== The problem ==
Copy all the data exactly, except the pictures.

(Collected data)

++++

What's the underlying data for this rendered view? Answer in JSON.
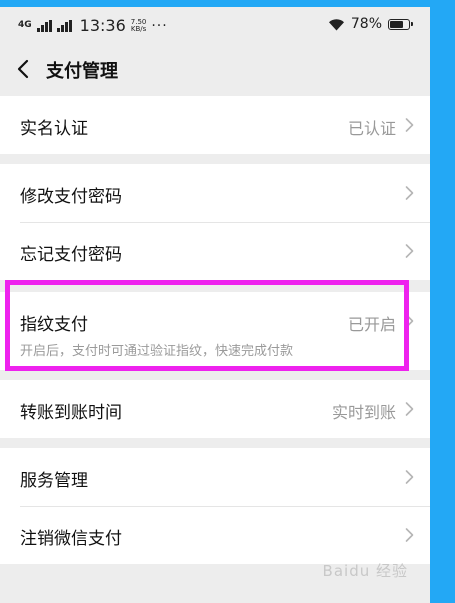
{
  "status_bar": {
    "network": "4G",
    "time": "13:36",
    "speed_value": "7.50",
    "speed_unit": "KB/s",
    "more": "···",
    "battery": "78%",
    "battery_level": 78
  },
  "nav": {
    "title": "支付管理"
  },
  "groups": [
    {
      "rows": [
        {
          "label": "实名认证",
          "value": "已认证"
        }
      ]
    },
    {
      "rows": [
        {
          "label": "修改支付密码",
          "value": ""
        },
        {
          "label": "忘记支付密码",
          "value": ""
        }
      ]
    },
    {
      "rows": [
        {
          "label": "指纹支付",
          "value": "已开启",
          "desc": "开启后，支付时可通过验证指纹，快速完成付款"
        }
      ]
    },
    {
      "rows": [
        {
          "label": "转账到账时间",
          "value": "实时到账"
        }
      ]
    },
    {
      "rows": [
        {
          "label": "服务管理",
          "value": ""
        },
        {
          "label": "注销微信支付",
          "value": ""
        }
      ]
    }
  ],
  "colors": {
    "highlight": "#ee22ee",
    "frame": "#23a8f5"
  },
  "watermark": "Baidu 经验"
}
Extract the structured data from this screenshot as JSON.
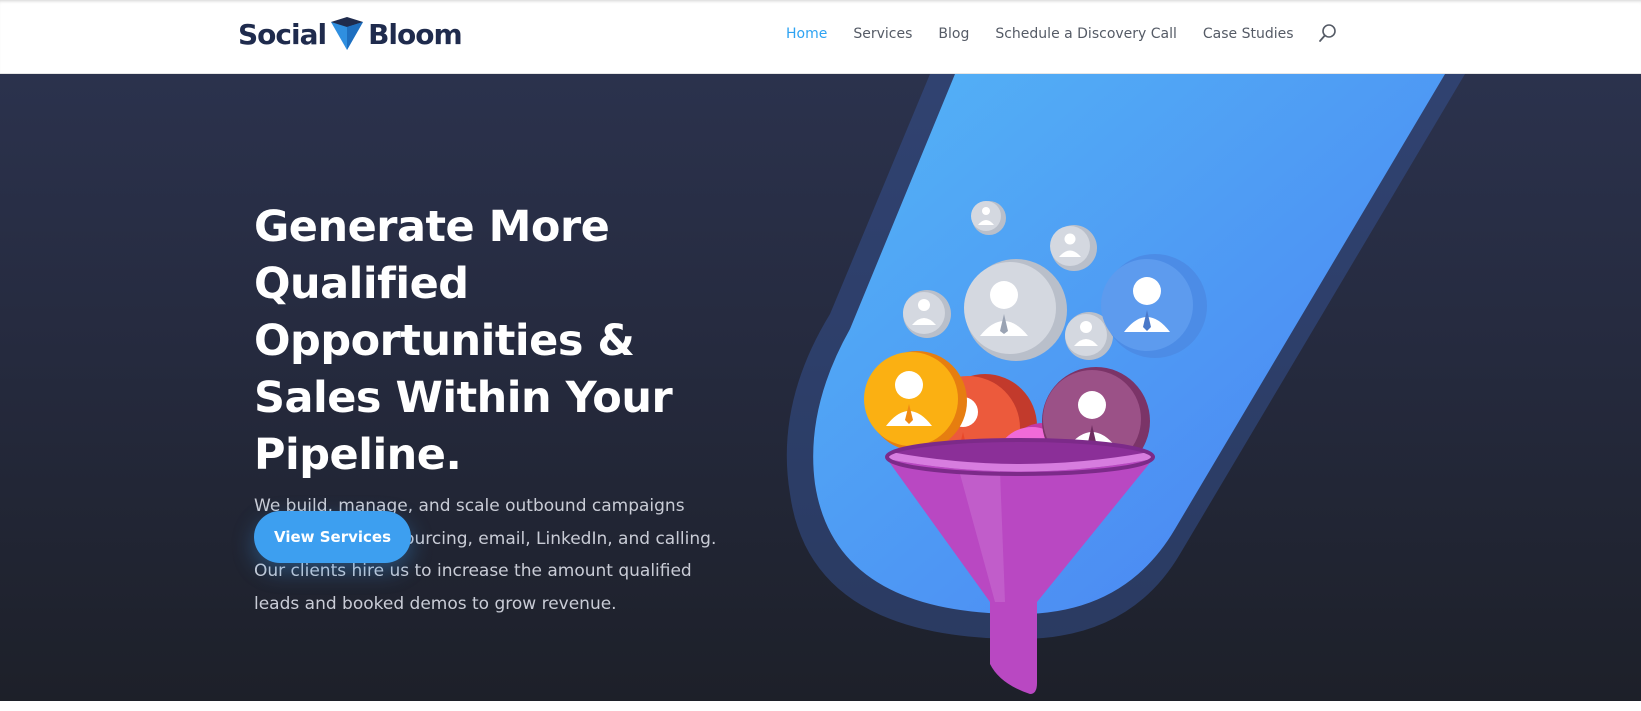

++++

== Written response ==
What's the underlying data for this rendered view? Answer in JSON.
{
  "status_bar": {
    "network": "4G",
    "time": "13:36",
    "speed_value": "7.50",
    "speed_unit": "KB/s",
    "more": "···",
    "battery": "78%",
    "battery_level": 78
  },
  "nav": {
    "title": "支付管理"
  },
  "groups": [
    {
      "rows": [
        {
          "label": "实名认证",
          "value": "已认证"
        }
      ]
    },
    {
      "rows": [
        {
          "label": "修改支付密码",
          "value": ""
        },
        {
          "label": "忘记支付密码",
          "value": ""
        }
      ]
    },
    {
      "rows": [
        {
          "label": "指纹支付",
          "value": "已开启",
          "desc": "开启后，支付时可通过验证指纹，快速完成付款"
        }
      ]
    },
    {
      "rows": [
        {
          "label": "转账到账时间",
          "value": "实时到账"
        }
      ]
    },
    {
      "rows": [
        {
          "label": "服务管理",
          "value": ""
        },
        {
          "label": "注销微信支付",
          "value": ""
        }
      ]
    }
  ],
  "colors": {
    "highlight": "#ee22ee",
    "frame": "#23a8f5"
  },
  "watermark": "Baidu 经验"
}
Extract the structured data from this screenshot as JSON.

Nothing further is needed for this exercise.